Reading passage
+--

Reed Morano won an Emmy on Sunday, for directing the pilot for drama series The Handmaid’s Tale. In doing so, she became the first woman in 22 years to win in that category, since Mimi Leder picked one up in 1995 for ER. For Morano, a cinematographer working for nearly two decades and known for projects like Frozen River, The Skeleton Twins, Looking and more, the win felt a like a long time coming. But it also signaled the start of a new era in her career as a director.
With experience directing one feature, Meadowland, under her belt, as well as a few episodes of other shows, Morano’s work in The Handmaid’s Tale is among her most ambitious. You can see her meticulous eye while watching the show, for which she handled the first three episodes; Morano brings to life Offred’s sardonic internal narrative from the book, and terrifies you with the unsettling, close-to-home depiction of Gilead.
Here Jezebel talks with Morano about her career, her work on the acclaimed feminist series, and the problems with the conversation around “female directors.” Our conversation has been edited for clarity.
JEZEBEL: It’s only been a few days after your Emmy win, how are you feeling?
REED MORANO: I feel great, it’s amazing. It feels almost like a weird haze of I can’t believe that just happened.
You’ve been in the industry several years, but when did you first decide you wanted to work in film and television?
Basically when I was deciding to go to college. I was applying to colleges and was going to apply to Boston University for journalism and my dad suggested film school. I was really into photography in high school and I wrote a lot when I was younger, writing religiously from the time I was in kindergarten to when I was in high school. Also, when I was in third grade my dad had brought back a video camera for me, an old video camera that was one of the first that you could fade in and fade out on. He sort of assigned me the job of being the family documentarian and I had been filming my family since I was in third grade. So when I applied to school my dad was like, it seems like you should go to film school. That was the first time I was like oh, that can be a job—that sounds a lot better, actually!
What would you say are the kinds of stories you’re drawn to across your career?
It’s definitely evolved over time. I started out doing cinematography, even though I went to school for directing, because it just felt [like] that was the way I could get on as many sets as possible. At that time, dramas were most interesting to me because I wanted the opportunity to create sort of moodier lighting. But I also realized I wanted to make serious films, I wanted to make films that moved people. The very first film that I got as a cinematographer that was right up my alley was Frozen River. I became obvious to me that was the stuff I like to do.

+--

Excerpts from a layout annotation set:

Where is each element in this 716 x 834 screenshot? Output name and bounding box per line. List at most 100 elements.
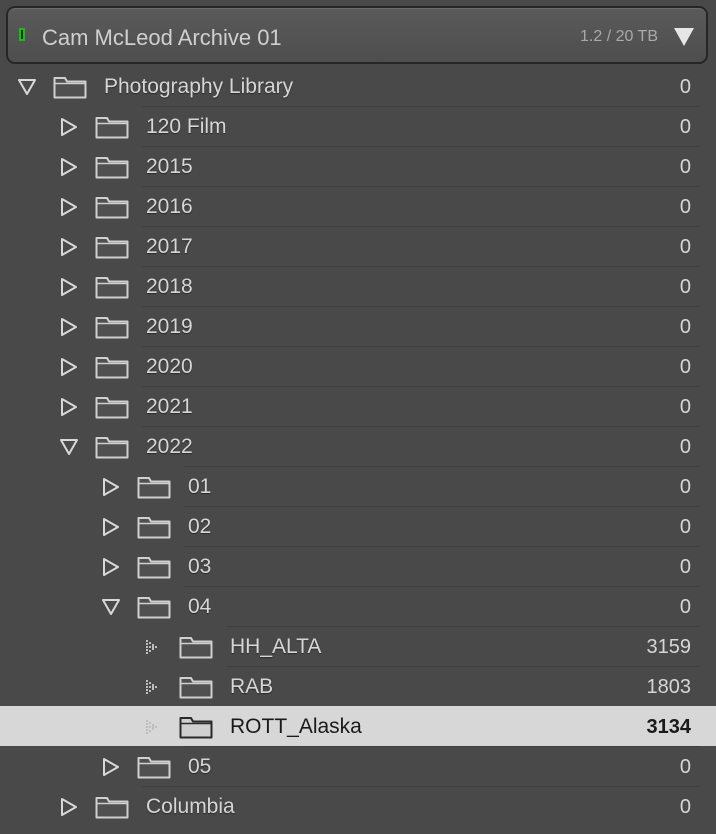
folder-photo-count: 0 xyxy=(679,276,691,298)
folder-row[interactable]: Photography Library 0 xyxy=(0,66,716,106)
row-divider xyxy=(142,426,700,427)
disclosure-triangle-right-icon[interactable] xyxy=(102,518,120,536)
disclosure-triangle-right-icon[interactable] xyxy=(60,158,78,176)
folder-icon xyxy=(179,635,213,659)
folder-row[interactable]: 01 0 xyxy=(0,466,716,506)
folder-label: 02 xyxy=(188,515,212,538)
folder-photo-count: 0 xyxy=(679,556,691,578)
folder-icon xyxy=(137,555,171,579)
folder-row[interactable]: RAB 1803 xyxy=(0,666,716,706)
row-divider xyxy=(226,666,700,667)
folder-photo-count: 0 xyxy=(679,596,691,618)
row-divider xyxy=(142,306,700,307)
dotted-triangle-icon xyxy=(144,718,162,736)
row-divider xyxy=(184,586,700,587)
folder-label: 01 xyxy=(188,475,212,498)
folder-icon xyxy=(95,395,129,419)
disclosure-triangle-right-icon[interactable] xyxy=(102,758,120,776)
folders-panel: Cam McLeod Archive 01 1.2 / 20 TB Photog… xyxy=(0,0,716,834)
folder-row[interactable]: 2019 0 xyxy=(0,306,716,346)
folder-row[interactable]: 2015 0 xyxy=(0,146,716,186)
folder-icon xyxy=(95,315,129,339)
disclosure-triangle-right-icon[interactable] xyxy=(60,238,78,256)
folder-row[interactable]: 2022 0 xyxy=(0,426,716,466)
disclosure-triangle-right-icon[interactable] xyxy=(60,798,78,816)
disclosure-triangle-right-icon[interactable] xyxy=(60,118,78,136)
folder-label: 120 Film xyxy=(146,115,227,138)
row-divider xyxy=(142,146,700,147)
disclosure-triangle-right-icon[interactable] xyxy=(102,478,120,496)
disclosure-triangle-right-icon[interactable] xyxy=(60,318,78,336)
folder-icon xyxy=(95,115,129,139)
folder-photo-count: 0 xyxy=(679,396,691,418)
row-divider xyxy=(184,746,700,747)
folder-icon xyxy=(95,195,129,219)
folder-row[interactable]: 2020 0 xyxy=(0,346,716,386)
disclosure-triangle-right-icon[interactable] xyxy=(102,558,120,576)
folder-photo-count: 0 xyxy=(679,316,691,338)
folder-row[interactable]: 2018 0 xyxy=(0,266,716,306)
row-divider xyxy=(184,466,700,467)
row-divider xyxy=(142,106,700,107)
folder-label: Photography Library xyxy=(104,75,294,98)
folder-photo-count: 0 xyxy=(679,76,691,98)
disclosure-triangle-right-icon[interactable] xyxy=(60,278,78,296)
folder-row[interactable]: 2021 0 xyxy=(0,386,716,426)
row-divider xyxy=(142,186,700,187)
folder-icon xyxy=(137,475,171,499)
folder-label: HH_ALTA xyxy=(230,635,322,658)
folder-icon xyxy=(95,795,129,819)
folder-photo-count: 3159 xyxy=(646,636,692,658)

+--

Parts of the exercise
A. According to the interview with Reed Morano, which woman last won in the same directing category before her, and for what show?
B. Copy out the part of the Reed Morano interview that runs from "JEZEBEL: It’s only" up to and including "film and television?".
The items have nothing to do with what is asked here.

Final results
A. Mimi Leder, who won in 1995 for ER.

B.
JEZEBEL: It’s only been a few days after your Emmy win, how are you feeling?
REED MORANO: I feel great, it’s amazing. It feels almost like a weird haze of I can’t believe that just happened.
You’ve been in the industry several years, but when did you first decide you wanted to work in film and television?